(Data items)
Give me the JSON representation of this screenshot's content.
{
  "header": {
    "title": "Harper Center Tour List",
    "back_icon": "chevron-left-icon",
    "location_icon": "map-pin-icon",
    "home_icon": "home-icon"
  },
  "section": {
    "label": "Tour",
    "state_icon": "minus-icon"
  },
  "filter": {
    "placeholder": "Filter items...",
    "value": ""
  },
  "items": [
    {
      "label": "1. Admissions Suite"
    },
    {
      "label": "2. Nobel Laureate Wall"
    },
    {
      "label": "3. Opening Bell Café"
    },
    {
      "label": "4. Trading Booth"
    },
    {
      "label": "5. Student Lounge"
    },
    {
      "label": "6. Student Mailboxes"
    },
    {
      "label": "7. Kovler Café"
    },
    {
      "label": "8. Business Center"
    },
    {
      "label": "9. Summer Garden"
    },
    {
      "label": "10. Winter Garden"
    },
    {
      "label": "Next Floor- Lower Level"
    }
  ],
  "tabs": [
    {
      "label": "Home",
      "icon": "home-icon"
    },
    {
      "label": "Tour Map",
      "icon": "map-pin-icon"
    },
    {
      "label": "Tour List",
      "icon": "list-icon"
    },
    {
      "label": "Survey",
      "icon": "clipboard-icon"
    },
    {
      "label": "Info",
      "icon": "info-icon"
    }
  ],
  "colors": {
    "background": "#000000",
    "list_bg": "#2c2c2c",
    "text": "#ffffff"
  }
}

▸ **Your instructions**
Extract all lines from the material above that include the word "Student".

▸ **Task answer**
      "label": "5. Student Lounge"
      "label": "6. Student Mailboxes"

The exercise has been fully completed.